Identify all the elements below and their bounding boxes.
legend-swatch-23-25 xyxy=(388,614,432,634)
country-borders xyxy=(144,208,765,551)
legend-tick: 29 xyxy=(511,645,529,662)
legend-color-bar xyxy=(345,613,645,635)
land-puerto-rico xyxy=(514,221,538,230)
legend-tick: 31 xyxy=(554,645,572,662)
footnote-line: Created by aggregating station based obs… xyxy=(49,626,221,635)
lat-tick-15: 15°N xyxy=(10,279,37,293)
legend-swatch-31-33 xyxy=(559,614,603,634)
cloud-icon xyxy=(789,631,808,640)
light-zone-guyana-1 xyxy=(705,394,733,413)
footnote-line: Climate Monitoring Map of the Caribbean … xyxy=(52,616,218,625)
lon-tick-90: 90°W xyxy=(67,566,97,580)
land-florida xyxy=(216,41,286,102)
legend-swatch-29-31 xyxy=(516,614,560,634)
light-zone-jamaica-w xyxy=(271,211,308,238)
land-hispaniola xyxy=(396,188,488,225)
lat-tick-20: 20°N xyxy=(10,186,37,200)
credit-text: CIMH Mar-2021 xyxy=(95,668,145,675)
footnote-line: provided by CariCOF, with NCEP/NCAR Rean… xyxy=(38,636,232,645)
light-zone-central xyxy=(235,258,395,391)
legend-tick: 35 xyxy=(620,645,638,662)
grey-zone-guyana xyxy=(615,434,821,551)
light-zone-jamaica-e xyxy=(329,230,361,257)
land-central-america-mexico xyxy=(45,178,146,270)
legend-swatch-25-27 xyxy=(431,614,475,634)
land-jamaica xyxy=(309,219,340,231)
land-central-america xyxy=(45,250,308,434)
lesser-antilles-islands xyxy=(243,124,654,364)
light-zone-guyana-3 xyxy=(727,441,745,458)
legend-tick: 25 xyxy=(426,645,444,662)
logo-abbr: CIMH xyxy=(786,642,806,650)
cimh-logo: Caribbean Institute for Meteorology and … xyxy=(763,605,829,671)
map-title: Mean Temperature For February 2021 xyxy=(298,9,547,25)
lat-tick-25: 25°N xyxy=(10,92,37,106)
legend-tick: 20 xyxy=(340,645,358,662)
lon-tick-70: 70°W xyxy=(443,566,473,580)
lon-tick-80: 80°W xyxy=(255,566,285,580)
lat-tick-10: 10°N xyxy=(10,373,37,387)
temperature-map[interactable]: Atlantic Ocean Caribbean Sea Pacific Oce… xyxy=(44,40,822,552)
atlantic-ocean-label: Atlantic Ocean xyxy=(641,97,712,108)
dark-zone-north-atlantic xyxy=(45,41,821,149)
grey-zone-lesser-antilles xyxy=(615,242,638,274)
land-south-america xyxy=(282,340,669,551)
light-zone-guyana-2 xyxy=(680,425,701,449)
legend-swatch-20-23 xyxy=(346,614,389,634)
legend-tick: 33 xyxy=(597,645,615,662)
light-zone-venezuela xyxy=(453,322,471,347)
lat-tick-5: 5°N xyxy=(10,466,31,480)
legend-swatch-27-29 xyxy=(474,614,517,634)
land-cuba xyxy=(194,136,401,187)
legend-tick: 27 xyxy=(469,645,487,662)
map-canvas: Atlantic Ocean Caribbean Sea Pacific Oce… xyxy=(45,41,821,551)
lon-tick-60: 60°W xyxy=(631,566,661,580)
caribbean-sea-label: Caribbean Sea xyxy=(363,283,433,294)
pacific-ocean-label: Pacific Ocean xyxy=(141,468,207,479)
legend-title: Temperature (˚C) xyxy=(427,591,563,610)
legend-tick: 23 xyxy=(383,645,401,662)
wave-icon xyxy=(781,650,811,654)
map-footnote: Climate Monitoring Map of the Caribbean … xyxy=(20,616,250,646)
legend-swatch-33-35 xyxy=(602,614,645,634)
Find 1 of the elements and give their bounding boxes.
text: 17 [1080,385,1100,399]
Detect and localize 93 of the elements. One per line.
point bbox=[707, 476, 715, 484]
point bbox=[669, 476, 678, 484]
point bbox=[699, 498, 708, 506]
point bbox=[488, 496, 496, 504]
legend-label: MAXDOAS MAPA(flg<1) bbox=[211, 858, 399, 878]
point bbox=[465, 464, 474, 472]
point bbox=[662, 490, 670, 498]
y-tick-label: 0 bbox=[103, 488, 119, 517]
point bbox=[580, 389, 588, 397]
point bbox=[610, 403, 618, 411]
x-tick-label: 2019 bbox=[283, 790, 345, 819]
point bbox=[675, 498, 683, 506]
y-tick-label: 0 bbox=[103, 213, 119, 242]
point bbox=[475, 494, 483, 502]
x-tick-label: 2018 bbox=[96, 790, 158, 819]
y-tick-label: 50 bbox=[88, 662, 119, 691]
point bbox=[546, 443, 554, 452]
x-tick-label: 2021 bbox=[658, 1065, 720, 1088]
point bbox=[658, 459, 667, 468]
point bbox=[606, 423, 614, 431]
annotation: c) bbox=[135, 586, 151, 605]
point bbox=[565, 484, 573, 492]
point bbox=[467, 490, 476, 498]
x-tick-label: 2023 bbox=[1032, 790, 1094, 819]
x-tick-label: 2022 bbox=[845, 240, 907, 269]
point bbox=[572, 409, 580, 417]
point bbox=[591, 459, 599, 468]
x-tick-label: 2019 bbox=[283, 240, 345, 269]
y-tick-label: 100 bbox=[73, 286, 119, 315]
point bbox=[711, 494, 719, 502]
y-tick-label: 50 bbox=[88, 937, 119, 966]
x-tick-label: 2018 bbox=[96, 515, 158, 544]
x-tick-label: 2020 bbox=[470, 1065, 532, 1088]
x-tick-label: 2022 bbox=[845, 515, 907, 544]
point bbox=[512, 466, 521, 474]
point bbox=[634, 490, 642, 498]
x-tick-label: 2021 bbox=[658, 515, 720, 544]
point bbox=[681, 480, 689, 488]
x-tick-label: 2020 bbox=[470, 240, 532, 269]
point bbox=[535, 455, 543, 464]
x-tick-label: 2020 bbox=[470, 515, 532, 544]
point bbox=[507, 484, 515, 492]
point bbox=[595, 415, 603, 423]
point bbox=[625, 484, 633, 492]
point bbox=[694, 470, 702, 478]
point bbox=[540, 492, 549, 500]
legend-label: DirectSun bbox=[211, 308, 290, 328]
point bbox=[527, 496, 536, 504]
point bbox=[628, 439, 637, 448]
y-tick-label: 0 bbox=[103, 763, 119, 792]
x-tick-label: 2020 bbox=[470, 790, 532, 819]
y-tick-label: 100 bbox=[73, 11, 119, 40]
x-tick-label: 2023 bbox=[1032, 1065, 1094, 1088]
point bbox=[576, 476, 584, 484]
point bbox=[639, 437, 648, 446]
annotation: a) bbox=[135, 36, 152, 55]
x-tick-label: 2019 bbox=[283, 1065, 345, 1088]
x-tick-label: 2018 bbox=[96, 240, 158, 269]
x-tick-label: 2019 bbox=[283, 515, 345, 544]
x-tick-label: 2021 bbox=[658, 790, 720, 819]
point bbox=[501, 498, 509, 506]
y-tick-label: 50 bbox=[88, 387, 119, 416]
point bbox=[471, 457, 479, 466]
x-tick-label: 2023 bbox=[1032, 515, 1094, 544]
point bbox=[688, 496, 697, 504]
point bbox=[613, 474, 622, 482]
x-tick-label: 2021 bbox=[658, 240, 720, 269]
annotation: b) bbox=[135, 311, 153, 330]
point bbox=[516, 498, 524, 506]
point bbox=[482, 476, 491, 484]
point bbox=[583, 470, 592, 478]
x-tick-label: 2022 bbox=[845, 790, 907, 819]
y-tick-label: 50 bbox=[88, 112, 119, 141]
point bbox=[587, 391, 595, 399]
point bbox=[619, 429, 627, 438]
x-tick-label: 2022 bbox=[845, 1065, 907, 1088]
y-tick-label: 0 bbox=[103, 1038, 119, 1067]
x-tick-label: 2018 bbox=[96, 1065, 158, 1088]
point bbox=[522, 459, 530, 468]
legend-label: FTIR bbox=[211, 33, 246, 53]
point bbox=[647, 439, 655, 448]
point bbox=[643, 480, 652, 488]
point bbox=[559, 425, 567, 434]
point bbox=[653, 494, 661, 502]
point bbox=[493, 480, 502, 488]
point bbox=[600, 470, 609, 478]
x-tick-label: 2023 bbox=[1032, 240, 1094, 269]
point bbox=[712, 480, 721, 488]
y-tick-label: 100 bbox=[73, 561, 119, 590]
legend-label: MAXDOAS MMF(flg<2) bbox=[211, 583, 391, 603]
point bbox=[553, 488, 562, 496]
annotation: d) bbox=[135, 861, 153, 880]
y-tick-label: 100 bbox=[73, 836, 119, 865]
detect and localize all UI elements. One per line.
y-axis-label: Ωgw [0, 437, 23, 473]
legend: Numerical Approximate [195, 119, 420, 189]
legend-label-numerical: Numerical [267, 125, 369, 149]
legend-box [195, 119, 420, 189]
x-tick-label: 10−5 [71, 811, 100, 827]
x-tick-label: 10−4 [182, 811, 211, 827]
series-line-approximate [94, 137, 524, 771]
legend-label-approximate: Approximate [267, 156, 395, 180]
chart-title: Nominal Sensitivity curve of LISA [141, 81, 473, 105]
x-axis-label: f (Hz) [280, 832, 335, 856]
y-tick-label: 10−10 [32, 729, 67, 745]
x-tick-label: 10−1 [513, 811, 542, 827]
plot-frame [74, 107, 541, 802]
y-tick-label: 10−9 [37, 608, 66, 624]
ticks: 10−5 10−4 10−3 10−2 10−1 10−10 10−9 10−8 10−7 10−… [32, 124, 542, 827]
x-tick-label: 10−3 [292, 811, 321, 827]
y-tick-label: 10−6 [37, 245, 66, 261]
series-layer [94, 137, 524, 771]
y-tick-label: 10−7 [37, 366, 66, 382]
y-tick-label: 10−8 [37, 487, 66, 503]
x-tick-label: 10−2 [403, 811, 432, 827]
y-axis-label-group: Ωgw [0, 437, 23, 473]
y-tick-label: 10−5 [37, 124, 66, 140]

--------------------

**WHAT TO WORK ON**
Write out the stretch from the first of the rows through the row containing "legend-tick: 31 xyxy=(554,645,572,662)", and substitute "scale-tick" for each occurrence of "legend-tick". Leave everything else unchanged.

**FULL SOLUTION**
Identify all the elements below and their bounding boxes.
legend-swatch-23-25 xyxy=(388,614,432,634)
country-borders xyxy=(144,208,765,551)
scale-tick: 29 xyxy=(511,645,529,662)
legend-color-bar xyxy=(345,613,645,635)
land-puerto-rico xyxy=(514,221,538,230)
scale-tick: 31 xyxy=(554,645,572,662)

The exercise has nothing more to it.